start Extracted information

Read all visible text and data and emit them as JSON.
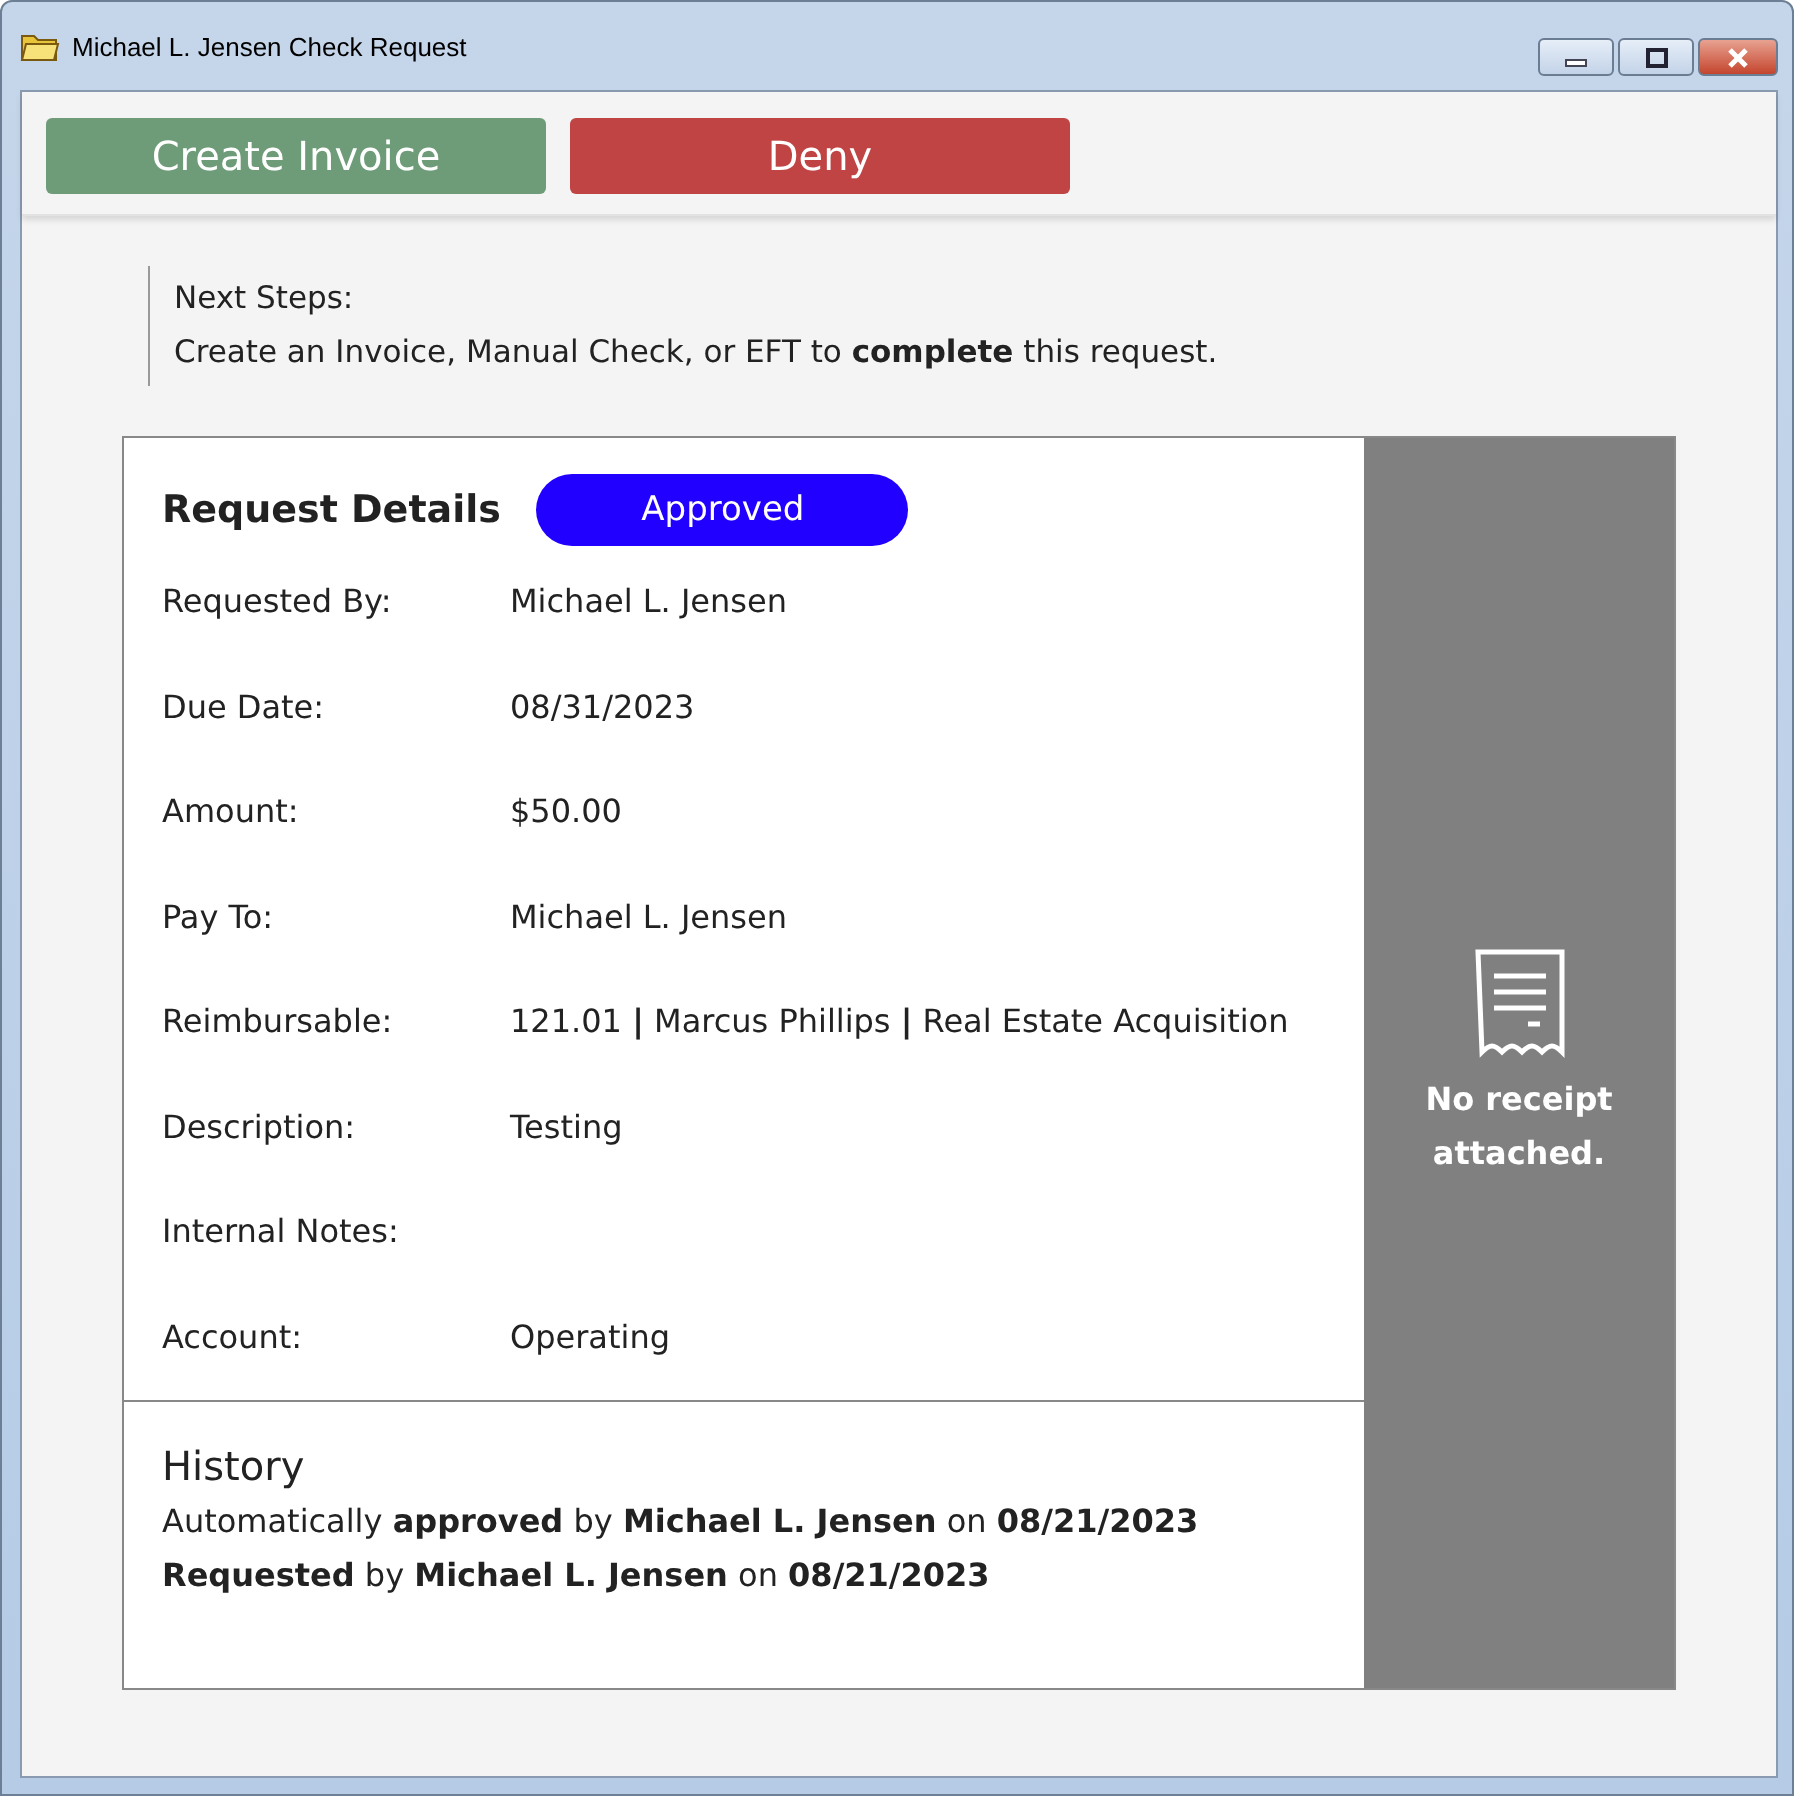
{
  "window": {
    "title": "Michael L. Jensen Check Request"
  },
  "toolbar": {
    "buttons": [
      {
        "label": "Create Invoice",
        "kind": "primary"
      },
      {
        "label": "Deny",
        "kind": "danger"
      }
    ]
  },
  "next_steps": {
    "heading": "Next Steps:",
    "text": "Create an Invoice, Manual Check, or EFT to **complete** this request."
  },
  "request_details": {
    "title": "Request Details",
    "status": {
      "label": "Approved",
      "kind": "approved"
    },
    "fields": [
      {
        "label": "Requested By:",
        "value": "Michael L. Jensen"
      },
      {
        "label": "Due Date:",
        "value": "08/31/2023"
      },
      {
        "label": "Amount:",
        "value": "$50.00"
      },
      {
        "label": "Pay To:",
        "value": "Michael L. Jensen"
      },
      {
        "label": "Reimbursable:",
        "value": "121.01 **|** Marcus Phillips **|** Real Estate Acquisition"
      },
      {
        "label": "Description:",
        "value": "Testing"
      },
      {
        "label": "Internal Notes:"
      },
      {
        "label": "Account:",
        "value": "Operating"
      }
    ]
  },
  "history": {
    "title": "History",
    "entries": [
      "Automatically **approved** by **Michael L. Jensen** on **08/21/2023**",
      "**Requested** by **Michael L. Jensen** on **08/21/2023**"
    ]
  },
  "receipt": {
    "message": "No receipt attached."
  }
}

end Extracted information

▶ _Requirements_
Retype each entry precisely. Skip images entirely.

▶ _Solution_
Read all visible text and data and emit them as JSON.
{
  "window": {
    "title": "Michael L. Jensen Check Request"
  },
  "toolbar": {
    "buttons": [
      {
        "label": "Create Invoice",
        "kind": "primary"
      },
      {
        "label": "Deny",
        "kind": "danger"
      }
    ]
  },
  "next_steps": {
    "heading": "Next Steps:",
    "text": "Create an Invoice, Manual Check, or EFT to **complete** this request."
  },
  "request_details": {
    "title": "Request Details",
    "status": {
      "label": "Approved",
      "kind": "approved"
    },
    "fields": [
      {
        "label": "Requested By:",
        "value": "Michael L. Jensen"
      },
      {
        "label": "Due Date:",
        "value": "08/31/2023"
      },
      {
        "label": "Amount:",
        "value": "$50.00"
      },
      {
        "label": "Pay To:",
        "value": "Michael L. Jensen"
      },
      {
        "label": "Reimbursable:",
        "value": "121.01 **|** Marcus Phillips **|** Real Estate Acquisition"
      },
      {
        "label": "Description:",
        "value": "Testing"
      },
      {
        "label": "Internal Notes:"
      },
      {
        "label": "Account:",
        "value": "Operating"
      }
    ]
  },
  "history": {
    "title": "History",
    "entries": [
      "Automatically **approved** by **Michael L. Jensen** on **08/21/2023**",
      "**Requested** by **Michael L. Jensen** on **08/21/2023**"
    ]
  },
  "receipt": {
    "message": "No receipt attached."
  }
}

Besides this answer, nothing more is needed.